§ Exercise tasks:
A. Summarize the passage on originality in photography in two sentences.
B. Please carry the passage on originality in photography forward with the paragraph that would come next.

§ Excerpted passage:
"""

I recommend that every member who’s interested in original compositions spend time looking at the wildlife paintings of the Canadian painter Robert Bateman. He has an amazing collection of paintings with some very striking compositions (may of which would be roundly criticized here at NPN).


I think it’s as easy to jump on the “what’s happening to our beloved art” discussion bandwagon as it is to duplicate art itself. People passionate about photography are threatened by the ease by which the “commoners” can make their own photos. The digital age and the camera in everyone’s pocket has made it less likely that people want to buy someone else’s shot. And so they come up with ways to criticize the trends of the masses. It’s a bit of an art snob thing IMO. If you want to get the attention of a curator of photographs, then you probably have to worry about originality. But a photo I take at Oxbow Bend is no less beautiful just because thousands of other photographers have also been there. Many, many viewers of my photograph have no idea that it’s not an original location or idea.

"""

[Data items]
"""

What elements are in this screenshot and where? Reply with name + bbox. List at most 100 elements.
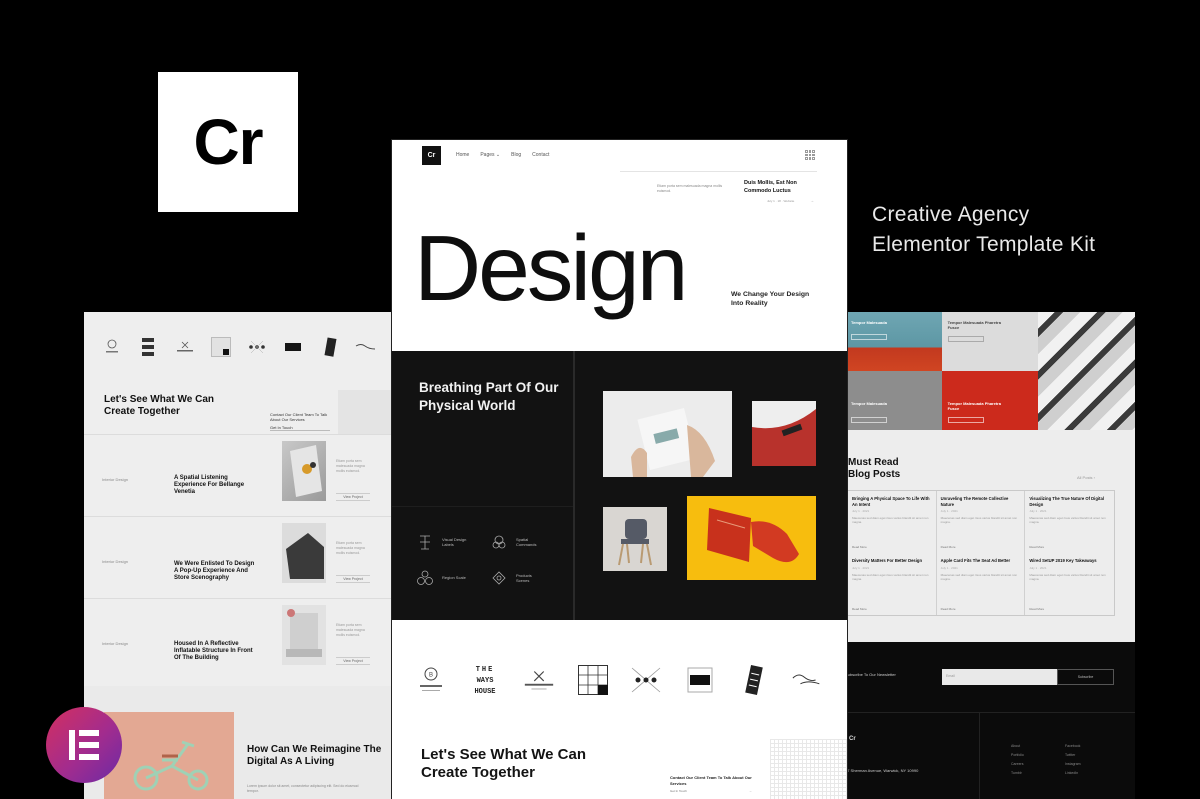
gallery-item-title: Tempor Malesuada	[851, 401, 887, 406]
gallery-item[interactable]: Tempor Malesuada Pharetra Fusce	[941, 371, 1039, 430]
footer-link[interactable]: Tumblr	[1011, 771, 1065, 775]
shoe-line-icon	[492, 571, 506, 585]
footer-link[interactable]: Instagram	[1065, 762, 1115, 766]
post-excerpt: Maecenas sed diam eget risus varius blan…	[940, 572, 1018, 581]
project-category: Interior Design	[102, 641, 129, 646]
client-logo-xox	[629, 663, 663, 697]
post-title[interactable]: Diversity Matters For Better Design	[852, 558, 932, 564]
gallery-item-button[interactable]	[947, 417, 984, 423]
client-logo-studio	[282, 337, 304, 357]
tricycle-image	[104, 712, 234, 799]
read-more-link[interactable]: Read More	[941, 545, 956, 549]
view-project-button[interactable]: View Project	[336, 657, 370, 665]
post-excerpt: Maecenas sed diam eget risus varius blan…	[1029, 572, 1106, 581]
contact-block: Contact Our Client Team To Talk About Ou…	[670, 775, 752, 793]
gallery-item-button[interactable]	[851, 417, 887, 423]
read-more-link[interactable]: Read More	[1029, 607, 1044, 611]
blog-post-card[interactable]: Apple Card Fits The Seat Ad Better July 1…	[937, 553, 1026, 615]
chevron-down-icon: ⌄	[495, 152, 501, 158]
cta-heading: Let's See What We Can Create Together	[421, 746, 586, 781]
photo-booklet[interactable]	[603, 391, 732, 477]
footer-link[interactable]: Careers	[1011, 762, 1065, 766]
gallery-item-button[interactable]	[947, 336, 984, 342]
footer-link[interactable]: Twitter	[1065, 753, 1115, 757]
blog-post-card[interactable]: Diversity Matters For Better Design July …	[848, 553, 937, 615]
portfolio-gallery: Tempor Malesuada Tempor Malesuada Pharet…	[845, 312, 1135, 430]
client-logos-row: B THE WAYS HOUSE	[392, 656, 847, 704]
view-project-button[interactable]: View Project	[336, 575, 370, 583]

"""

§ Results of the tasks:
A. The writer urges members interested in original compositions to study the wildlife paintings of Canadian painter Robert Bateman, whose striking compositions would draw criticism at NPN. The writer calls it art snobbery when photography enthusiasts, threatened by how easily anyone can now make photos, criticize popular trends, and argues that originality matters mainly for winning a curator's attention, since a photo taken at Oxbow Bend is no less beautiful for being shot by thousands of others, and many viewers don't know it isn't original.

B.
That being said, I would much rather be here where people do give much more thought to what they are looking at and to the comments they make and reasons WHY they like or don’t like something. But even here, we can fall into the ruts we’ve been trained to follow. An example: IMO those of us who have spent any time in forums have been TRAINED to be “distracted” by elements in a photo from the smallest barely seen insect to grass stems and tree limbs and more. In many of those cases a viewer who is not a photographer would never even notice these things. So in that sense, are we any more original in how we produce our final product? Or are we just driven to comply with a different, maybe more subtle set of norms?


The title is certainly one of those “click bait” kinds of titles. Read the article and mused at some of the thoughts. Just because millions of photos are posted on Instagram each day, many of which are certainly similar in theme doesn’t mean originality is dead to me. How many landscape photographers on NPN have been to the Grand Tetons and photographed the famous Snake River Overlook that Ansel made famous, or Delicate Arch in Arches, or Mesa Arch, or Watchmans point in Zion, or … The list is endless. These are icons for a reason and duplicating the shot doesn’t imply anything bad in my book, nor does imply originality is dead. I’ll also bet that any of those same landscape photographers who have photographed any of those icons also have amazing original compositions of different locations that no one else does.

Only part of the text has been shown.